▸ Information shown:
________________________

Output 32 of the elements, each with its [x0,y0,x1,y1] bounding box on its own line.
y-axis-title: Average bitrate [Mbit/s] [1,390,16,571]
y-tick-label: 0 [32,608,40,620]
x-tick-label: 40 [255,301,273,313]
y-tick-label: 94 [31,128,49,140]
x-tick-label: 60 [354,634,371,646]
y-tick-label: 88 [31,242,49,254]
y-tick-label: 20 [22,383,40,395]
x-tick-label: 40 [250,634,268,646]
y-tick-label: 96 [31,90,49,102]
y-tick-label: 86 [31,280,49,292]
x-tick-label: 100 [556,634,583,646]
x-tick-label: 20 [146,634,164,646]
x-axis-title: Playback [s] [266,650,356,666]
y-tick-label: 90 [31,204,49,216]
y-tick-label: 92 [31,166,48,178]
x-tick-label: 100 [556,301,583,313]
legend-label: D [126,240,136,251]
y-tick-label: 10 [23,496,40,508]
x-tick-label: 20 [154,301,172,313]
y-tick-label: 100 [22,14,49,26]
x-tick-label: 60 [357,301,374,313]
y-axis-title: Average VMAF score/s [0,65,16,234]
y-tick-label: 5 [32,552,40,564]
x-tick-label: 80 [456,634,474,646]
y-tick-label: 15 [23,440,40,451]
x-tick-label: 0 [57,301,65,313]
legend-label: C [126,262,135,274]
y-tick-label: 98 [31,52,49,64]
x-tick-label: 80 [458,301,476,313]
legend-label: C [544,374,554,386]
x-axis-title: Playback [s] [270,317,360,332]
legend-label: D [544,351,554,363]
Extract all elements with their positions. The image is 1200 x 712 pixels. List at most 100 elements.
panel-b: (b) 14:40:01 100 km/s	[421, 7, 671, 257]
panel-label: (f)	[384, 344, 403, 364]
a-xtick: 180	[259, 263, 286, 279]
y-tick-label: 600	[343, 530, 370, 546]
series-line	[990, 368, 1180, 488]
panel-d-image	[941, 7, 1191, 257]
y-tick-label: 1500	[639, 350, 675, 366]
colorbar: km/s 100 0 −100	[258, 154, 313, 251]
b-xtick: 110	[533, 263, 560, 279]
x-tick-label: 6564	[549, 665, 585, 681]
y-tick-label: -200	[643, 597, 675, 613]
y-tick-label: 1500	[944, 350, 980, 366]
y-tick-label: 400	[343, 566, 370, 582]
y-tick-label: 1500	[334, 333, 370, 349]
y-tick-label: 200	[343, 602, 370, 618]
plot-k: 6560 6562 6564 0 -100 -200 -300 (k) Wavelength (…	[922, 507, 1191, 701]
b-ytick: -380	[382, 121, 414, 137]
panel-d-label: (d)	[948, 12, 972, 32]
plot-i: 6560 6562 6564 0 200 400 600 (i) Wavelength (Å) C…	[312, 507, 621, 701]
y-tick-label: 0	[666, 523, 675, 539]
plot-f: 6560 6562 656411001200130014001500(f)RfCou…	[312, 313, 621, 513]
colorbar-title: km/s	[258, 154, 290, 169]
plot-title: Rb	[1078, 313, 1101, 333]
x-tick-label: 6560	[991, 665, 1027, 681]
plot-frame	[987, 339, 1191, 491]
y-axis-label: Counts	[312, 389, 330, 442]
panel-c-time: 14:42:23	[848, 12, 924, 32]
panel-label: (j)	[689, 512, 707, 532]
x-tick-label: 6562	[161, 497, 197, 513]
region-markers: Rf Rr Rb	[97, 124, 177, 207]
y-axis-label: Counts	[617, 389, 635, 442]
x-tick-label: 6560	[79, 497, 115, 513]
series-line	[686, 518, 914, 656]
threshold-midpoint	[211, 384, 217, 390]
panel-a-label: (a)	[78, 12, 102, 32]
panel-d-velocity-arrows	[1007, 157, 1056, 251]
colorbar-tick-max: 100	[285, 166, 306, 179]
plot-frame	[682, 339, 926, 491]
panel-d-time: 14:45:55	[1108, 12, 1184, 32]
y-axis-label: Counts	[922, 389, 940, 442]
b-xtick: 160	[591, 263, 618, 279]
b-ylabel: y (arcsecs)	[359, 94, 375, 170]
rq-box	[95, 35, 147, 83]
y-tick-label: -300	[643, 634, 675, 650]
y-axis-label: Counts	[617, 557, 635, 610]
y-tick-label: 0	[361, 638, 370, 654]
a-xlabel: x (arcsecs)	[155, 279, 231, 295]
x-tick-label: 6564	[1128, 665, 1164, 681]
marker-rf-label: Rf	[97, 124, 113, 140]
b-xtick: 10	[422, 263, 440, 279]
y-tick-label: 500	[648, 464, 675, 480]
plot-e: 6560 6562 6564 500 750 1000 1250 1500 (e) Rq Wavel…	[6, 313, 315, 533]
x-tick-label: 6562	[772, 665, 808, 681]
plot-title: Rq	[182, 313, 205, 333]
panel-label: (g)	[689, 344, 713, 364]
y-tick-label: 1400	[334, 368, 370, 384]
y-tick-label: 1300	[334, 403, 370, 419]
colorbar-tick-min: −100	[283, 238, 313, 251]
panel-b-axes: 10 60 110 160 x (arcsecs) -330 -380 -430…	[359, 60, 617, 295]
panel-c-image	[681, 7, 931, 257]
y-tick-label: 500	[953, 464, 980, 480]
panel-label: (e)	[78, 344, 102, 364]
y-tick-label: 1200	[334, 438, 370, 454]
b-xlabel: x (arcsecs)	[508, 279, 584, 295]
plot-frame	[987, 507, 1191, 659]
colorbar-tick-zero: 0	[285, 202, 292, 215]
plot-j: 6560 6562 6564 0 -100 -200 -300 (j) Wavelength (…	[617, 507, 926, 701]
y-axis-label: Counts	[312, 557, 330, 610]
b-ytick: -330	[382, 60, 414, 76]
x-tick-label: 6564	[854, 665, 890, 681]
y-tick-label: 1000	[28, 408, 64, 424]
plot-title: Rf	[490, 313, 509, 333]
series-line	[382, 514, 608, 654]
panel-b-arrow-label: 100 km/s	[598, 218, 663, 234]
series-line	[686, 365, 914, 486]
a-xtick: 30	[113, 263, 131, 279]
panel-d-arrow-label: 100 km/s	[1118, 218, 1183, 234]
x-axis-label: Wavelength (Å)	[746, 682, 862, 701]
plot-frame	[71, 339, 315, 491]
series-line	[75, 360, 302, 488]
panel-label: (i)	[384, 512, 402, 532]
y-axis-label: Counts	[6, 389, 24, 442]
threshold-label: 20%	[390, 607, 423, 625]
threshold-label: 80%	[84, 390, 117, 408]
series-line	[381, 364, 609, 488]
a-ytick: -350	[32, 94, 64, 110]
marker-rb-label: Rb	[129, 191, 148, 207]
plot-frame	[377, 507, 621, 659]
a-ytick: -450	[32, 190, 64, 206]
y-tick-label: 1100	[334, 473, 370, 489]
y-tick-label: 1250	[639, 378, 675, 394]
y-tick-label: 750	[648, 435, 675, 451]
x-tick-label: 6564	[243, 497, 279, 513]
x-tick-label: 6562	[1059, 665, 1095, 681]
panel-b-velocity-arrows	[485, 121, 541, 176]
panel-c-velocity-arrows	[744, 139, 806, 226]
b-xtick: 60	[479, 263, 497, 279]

________________________

▸ What you have to do:
Please quote the rows word for word, from the first one through the line containing "x-tick-label: 20 [154,301,172,313]", and include that line.

▸ Solution to this exercise:
Output 32 of the elements, each with its [x0,y0,x1,y1] bounding box on its own line.
y-axis-title: Average bitrate [Mbit/s] [1,390,16,571]
y-tick-label: 0 [32,608,40,620]
x-tick-label: 40 [255,301,273,313]
y-tick-label: 94 [31,128,49,140]
x-tick-label: 60 [354,634,371,646]
y-tick-label: 88 [31,242,49,254]
y-tick-label: 20 [22,383,40,395]
x-tick-label: 40 [250,634,268,646]
y-tick-label: 96 [31,90,49,102]
y-tick-label: 86 [31,280,49,292]
x-tick-label: 100 [556,634,583,646]
x-tick-label: 20 [146,634,164,646]
x-axis-title: Playback [s] [266,650,356,666]
y-tick-label: 90 [31,204,49,216]
y-tick-label: 92 [31,166,48,178]
x-tick-label: 100 [556,301,583,313]
legend-label: D [126,240,136,251]
y-tick-label: 10 [23,496,40,508]
x-tick-label: 20 [154,301,172,313]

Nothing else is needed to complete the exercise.